→ BRIEF:
Look through the lines below and state how many hold the word "exposure". Write only the number.

→ EXERCISE MATERIAL:
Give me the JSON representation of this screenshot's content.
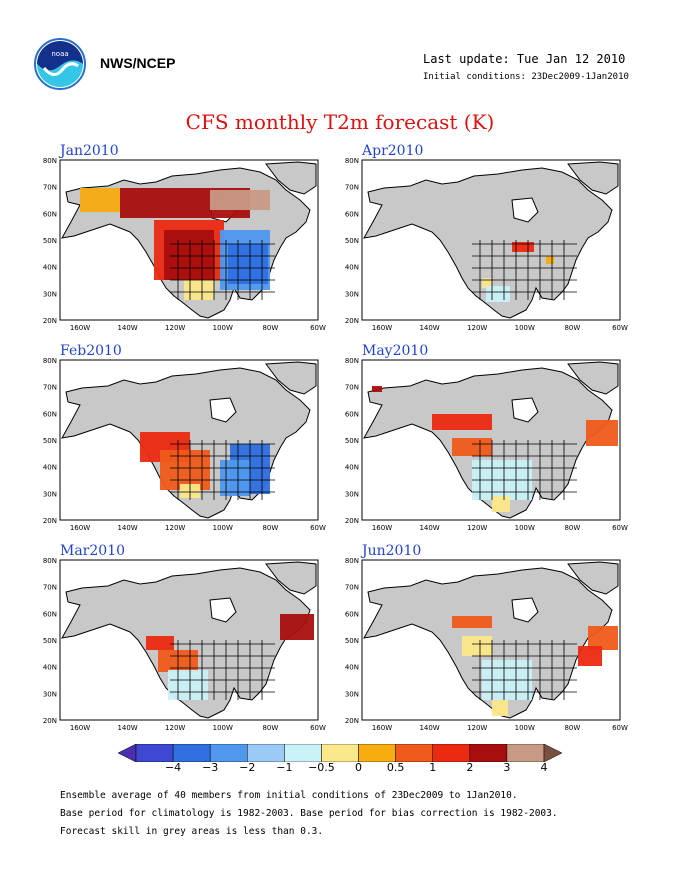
{
  "header": {
    "org": "NWS/NCEP",
    "last_update": "Last update: Tue Jan 12 2010",
    "initial_conditions": "Initial conditions: 23Dec2009-1Jan2010"
  },
  "title": "CFS monthly T2m forecast (K)",
  "panels": [
    {
      "label": "Jan2010"
    },
    {
      "label": "Apr2010"
    },
    {
      "label": "Feb2010"
    },
    {
      "label": "May2010"
    },
    {
      "label": "Mar2010"
    },
    {
      "label": "Jun2010"
    }
  ],
  "axes": {
    "lat_labels": [
      "80N",
      "70N",
      "60N",
      "50N",
      "40N",
      "30N",
      "20N"
    ],
    "lon_labels": [
      "160W",
      "140W",
      "120W",
      "100W",
      "80W",
      "60W"
    ]
  },
  "colorbar": {
    "labels": [
      "−4",
      "−3",
      "−2",
      "−1",
      "−0.5",
      "0",
      "0.5",
      "1",
      "2",
      "3",
      "4"
    ],
    "colors": [
      "#4c2fb0",
      "#3e48d2",
      "#2f6fe0",
      "#4f98ee",
      "#9ccaf6",
      "#c9f1f8",
      "#fbe88a",
      "#f7ac10",
      "#f05a1a",
      "#ec2a12",
      "#a80e0e",
      "#c89a86",
      "#7a5040"
    ]
  },
  "footer": [
    "Ensemble average of 40 members from initial conditions of 23Dec2009 to 1Jan2010.",
    "Base period for climatology is 1982-2003. Base period for bias correction is 1982-2003.",
    "Forecast skill in grey areas is less than 0.3."
  ],
  "colors": {
    "grey": "#c8c8c8",
    "title": "#dd1111",
    "panel_label": "#2244cc"
  }
}
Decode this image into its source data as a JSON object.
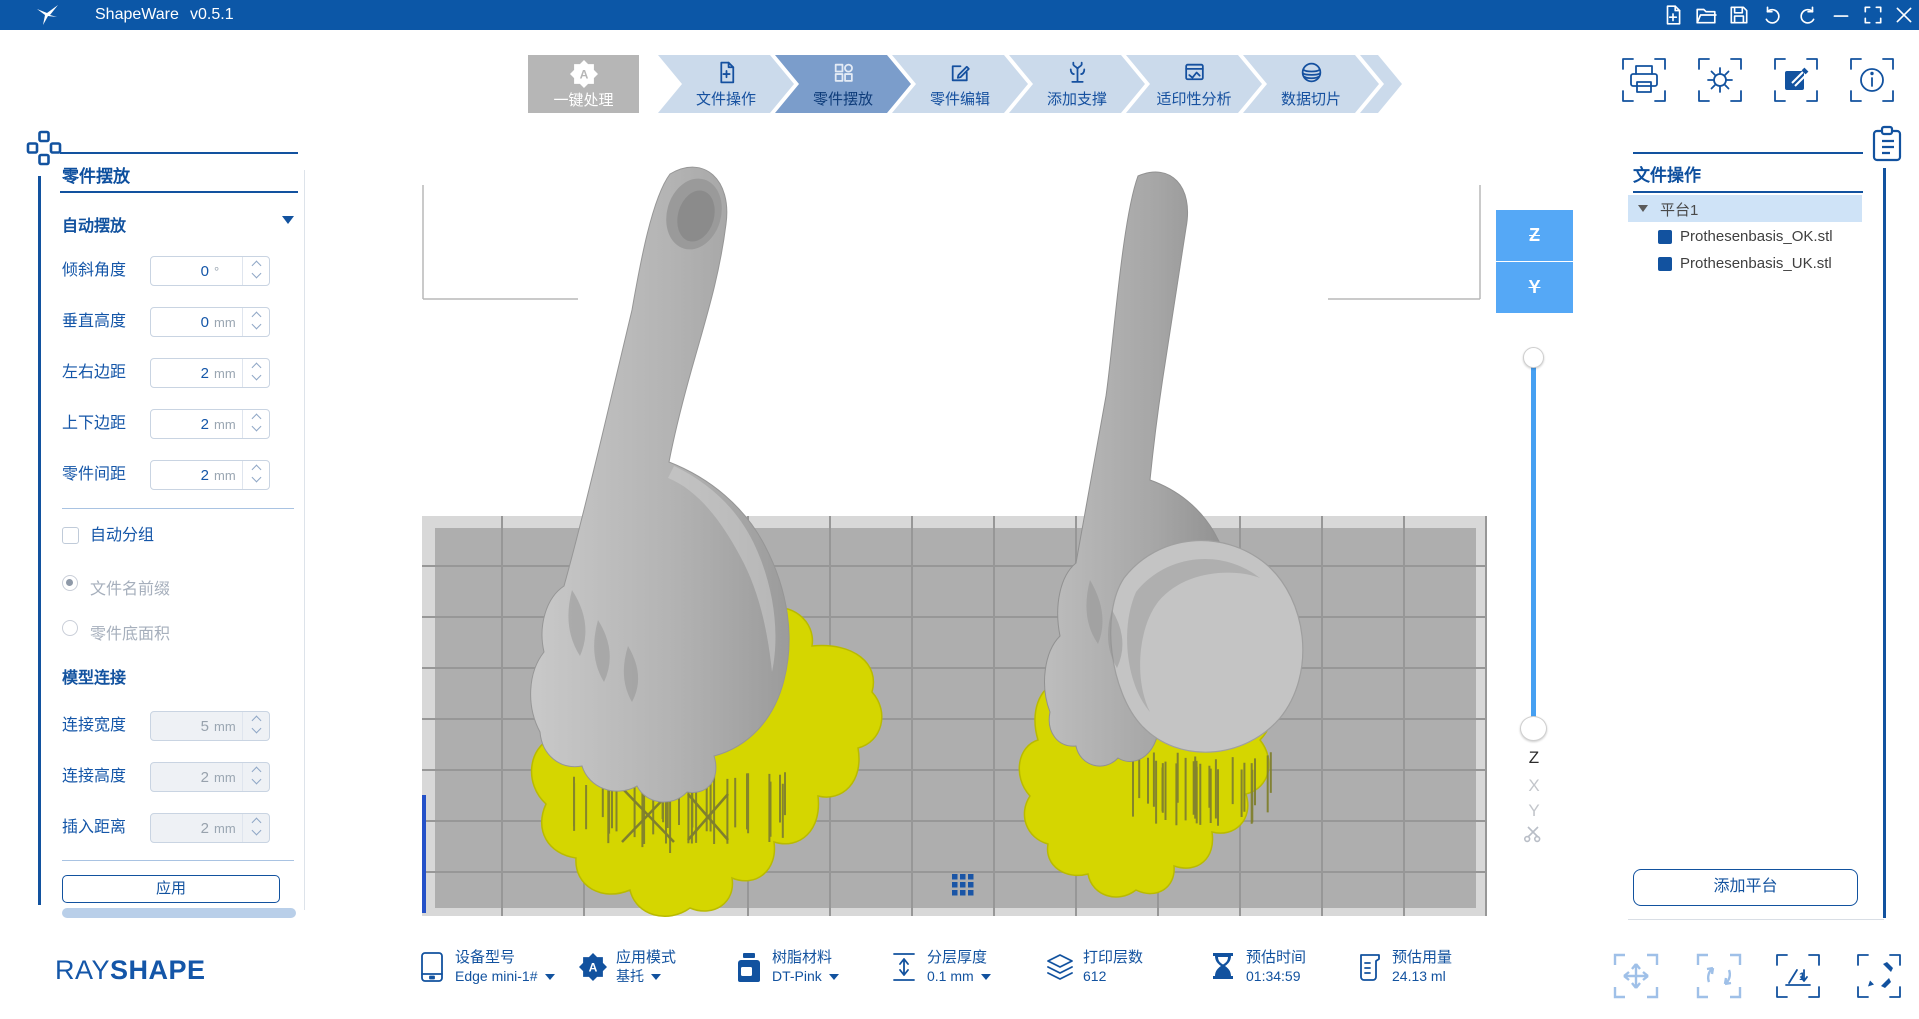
{
  "titlebar": {
    "app": "ShapeWare",
    "version": "v0.5.1"
  },
  "workflow": {
    "one_click": "一键处理",
    "steps": [
      {
        "label": "文件操作",
        "active": false
      },
      {
        "label": "零件摆放",
        "active": true
      },
      {
        "label": "零件编辑",
        "active": false
      },
      {
        "label": "添加支撑",
        "active": false
      },
      {
        "label": "适印性分析",
        "active": false
      },
      {
        "label": "数据切片",
        "active": false
      }
    ]
  },
  "sidebar": {
    "title": "零件摆放",
    "auto_place_label": "自动摆放",
    "fields": [
      {
        "label": "倾斜角度",
        "value": "0",
        "unit": "°"
      },
      {
        "label": "垂直高度",
        "value": "0",
        "unit": "mm"
      },
      {
        "label": "左右边距",
        "value": "2",
        "unit": "mm"
      },
      {
        "label": "上下边距",
        "value": "2",
        "unit": "mm"
      },
      {
        "label": "零件间距",
        "value": "2",
        "unit": "mm"
      }
    ],
    "auto_group_label": "自动分组",
    "radio_options": [
      {
        "label": "文件名前缀",
        "selected": true
      },
      {
        "label": "零件底面积",
        "selected": false
      }
    ],
    "model_connect_title": "模型连接",
    "connect_fields": [
      {
        "label": "连接宽度",
        "value": "5",
        "unit": "mm"
      },
      {
        "label": "连接高度",
        "value": "2",
        "unit": "mm"
      },
      {
        "label": "插入距离",
        "value": "2",
        "unit": "mm"
      }
    ],
    "apply_label": "应用"
  },
  "viewport": {
    "flip_buttons": {
      "z": "Z",
      "y": "Y"
    },
    "axis_labels": {
      "z": "Z",
      "x": "X",
      "y": "Y"
    }
  },
  "right_panel": {
    "title": "文件操作",
    "platform_label": "平台1",
    "files": [
      "Prothesenbasis_OK.stl",
      "Prothesenbasis_UK.stl"
    ],
    "add_platform_label": "添加平台"
  },
  "statusbar": {
    "brand_light": "RAY",
    "brand_bold": "SHAPE",
    "items": [
      {
        "label": "设备型号",
        "value": "Edge mini-1#"
      },
      {
        "label": "应用模式",
        "value": "基托"
      },
      {
        "label": "树脂材料",
        "value": "DT-Pink"
      },
      {
        "label": "分层厚度",
        "value": "0.1 mm"
      },
      {
        "label": "打印层数",
        "value": "612"
      },
      {
        "label": "预估时间",
        "value": "01:34:59"
      },
      {
        "label": "预估用量",
        "value": "24.13 ml"
      }
    ]
  },
  "colors": {
    "titlebar_blue": "#0c57a7",
    "accent_blue": "#12529f",
    "step_inactive": "#cbdaeb",
    "step_active": "#7b9dcb",
    "flip_button_blue": "#55a8f6",
    "raft_yellow": "#d5d600",
    "plate_gray": "#aeaeae",
    "selected_row": "#cfe3f7"
  }
}
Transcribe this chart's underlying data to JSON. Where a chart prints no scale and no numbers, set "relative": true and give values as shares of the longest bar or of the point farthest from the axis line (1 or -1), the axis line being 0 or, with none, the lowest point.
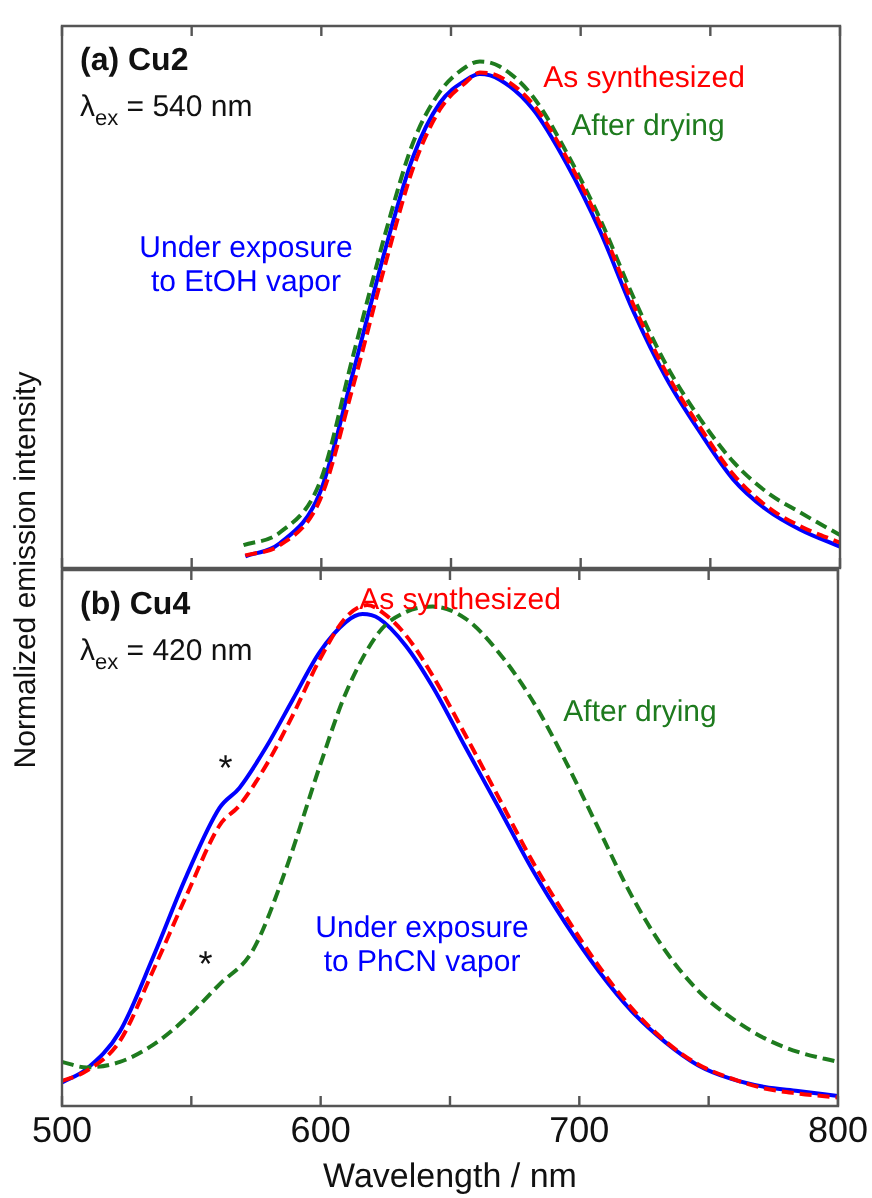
{
  "chart_data": [
    {
      "type": "line",
      "title": "(a) Cu2",
      "ylabel": "Normalized emission intensity",
      "relative": true,
      "xlim": [
        500,
        800
      ],
      "xticks": [
        500,
        {
          "value": 550,
          "label": null
        },
        600,
        {
          "value": 650,
          "label": null
        },
        700,
        {
          "value": 750,
          "label": null
        },
        800
      ],
      "tick_labels": false,
      "grid": false,
      "legend": false,
      "marker": "none",
      "annotations": [
        "λ$_{ex}$ = 540 nm"
      ],
      "series": [
        {
          "name": "As synthesized",
          "color": "#ff0000",
          "line_style": "dashed",
          "x": [
            570.7,
            584,
            599.5,
            612.3,
            625.2,
            635.4,
            645.7,
            656,
            661.1,
            668.8,
            681.7,
            694.6,
            707.4,
            720.3,
            733.1,
            746,
            758.8,
            771.7,
            784.5,
            800
          ],
          "values": [
            0.025,
            0.045,
            0.135,
            0.36,
            0.61,
            0.79,
            0.905,
            0.96,
            0.978,
            0.97,
            0.915,
            0.81,
            0.68,
            0.52,
            0.385,
            0.278,
            0.185,
            0.122,
            0.083,
            0.05
          ]
        },
        {
          "name": "After drying",
          "color": "#1e7b1e",
          "line_style": "dashed",
          "x": [
            570,
            584,
            599.5,
            612.3,
            625.2,
            635.4,
            645.7,
            656,
            661.1,
            668.8,
            681.7,
            694.6,
            707.4,
            720.3,
            733.1,
            746,
            758.8,
            771.7,
            784.5,
            800
          ],
          "values": [
            0.045,
            0.07,
            0.17,
            0.42,
            0.67,
            0.84,
            0.94,
            0.99,
            1,
            0.99,
            0.93,
            0.82,
            0.69,
            0.535,
            0.4,
            0.295,
            0.21,
            0.15,
            0.11,
            0.065
          ]
        },
        {
          "name": "Under exposure to EtOH vapor",
          "color": "#0000ff",
          "line_style": "solid",
          "x": [
            570.7,
            584,
            599.5,
            612.3,
            625.2,
            635.4,
            645.7,
            656,
            661.1,
            668.8,
            681.7,
            694.6,
            707.4,
            720.3,
            733.1,
            746,
            758.8,
            771.7,
            784.5,
            800
          ],
          "values": [
            0.023,
            0.049,
            0.149,
            0.387,
            0.639,
            0.812,
            0.918,
            0.964,
            0.975,
            0.964,
            0.905,
            0.798,
            0.666,
            0.507,
            0.374,
            0.268,
            0.175,
            0.115,
            0.076,
            0.042
          ]
        }
      ]
    },
    {
      "type": "line",
      "title": "(b) Cu4",
      "xlabel": "Wavelength / nm",
      "relative": true,
      "xlim": [
        500,
        800
      ],
      "xticks": [
        500,
        {
          "value": 550,
          "label": null
        },
        600,
        {
          "value": 650,
          "label": null
        },
        700,
        {
          "value": 750,
          "label": null
        },
        800
      ],
      "tick_labels": "x",
      "grid": false,
      "legend": false,
      "marker": "none",
      "annotations": [
        "λ$_{ex}$ = 420 nm",
        {
          "text": "*",
          "x": 568.6,
          "y": 0.635
        },
        {
          "text": "*",
          "x": 560.9,
          "y": 0.243
        }
      ],
      "series": [
        {
          "name": "As synthesized",
          "color": "#ff0000",
          "line_style": "dashed",
          "x": [
            500,
            509.5,
            522.4,
            535.2,
            548.1,
            560.9,
            568.6,
            578.9,
            589.2,
            599.5,
            609.7,
            618,
            624,
            632.9,
            643.2,
            656,
            668.9,
            681.7,
            694.6,
            707.4,
            720.3,
            733.1,
            746,
            758.8,
            771.7,
            784.5,
            800
          ],
          "values": [
            0.05,
            0.07,
            0.13,
            0.27,
            0.42,
            0.56,
            0.6,
            0.68,
            0.78,
            0.89,
            0.975,
            1,
            0.985,
            0.94,
            0.86,
            0.74,
            0.615,
            0.49,
            0.38,
            0.28,
            0.195,
            0.13,
            0.083,
            0.055,
            0.035,
            0.025,
            0.017
          ]
        },
        {
          "name": "After drying",
          "color": "#1e7b1e",
          "line_style": "dashed",
          "x": [
            500,
            509.5,
            522.4,
            535.2,
            548.1,
            560.9,
            573.8,
            586.6,
            599.5,
            609.7,
            622.6,
            632.9,
            643.2,
            656,
            668.9,
            681.7,
            694.6,
            707.4,
            720.3,
            733.1,
            746,
            758.8,
            771.7,
            784.5,
            800
          ],
          "values": [
            0.088,
            0.077,
            0.088,
            0.122,
            0.176,
            0.243,
            0.311,
            0.473,
            0.676,
            0.824,
            0.946,
            0.986,
            0.997,
            0.973,
            0.905,
            0.811,
            0.689,
            0.554,
            0.419,
            0.311,
            0.23,
            0.176,
            0.135,
            0.108,
            0.088
          ]
        },
        {
          "name": "Under exposure to PhCN vapor",
          "color": "#0000ff",
          "line_style": "solid",
          "x": [
            500,
            509.5,
            522.4,
            535.2,
            548.1,
            560.9,
            568.6,
            578.9,
            589.2,
            599.5,
            609.7,
            616.2,
            622.6,
            632.9,
            643.2,
            656,
            668.9,
            681.7,
            694.6,
            707.4,
            720.3,
            733.1,
            746,
            758.8,
            771.7,
            784.5,
            800
          ],
          "values": [
            0.047,
            0.074,
            0.149,
            0.297,
            0.459,
            0.595,
            0.635,
            0.716,
            0.811,
            0.905,
            0.966,
            0.982,
            0.973,
            0.919,
            0.838,
            0.716,
            0.595,
            0.473,
            0.365,
            0.27,
            0.189,
            0.128,
            0.081,
            0.054,
            0.038,
            0.03,
            0.02
          ]
        }
      ]
    }
  ]
}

→ RESPONSE FOR THIS EXERCISE:
2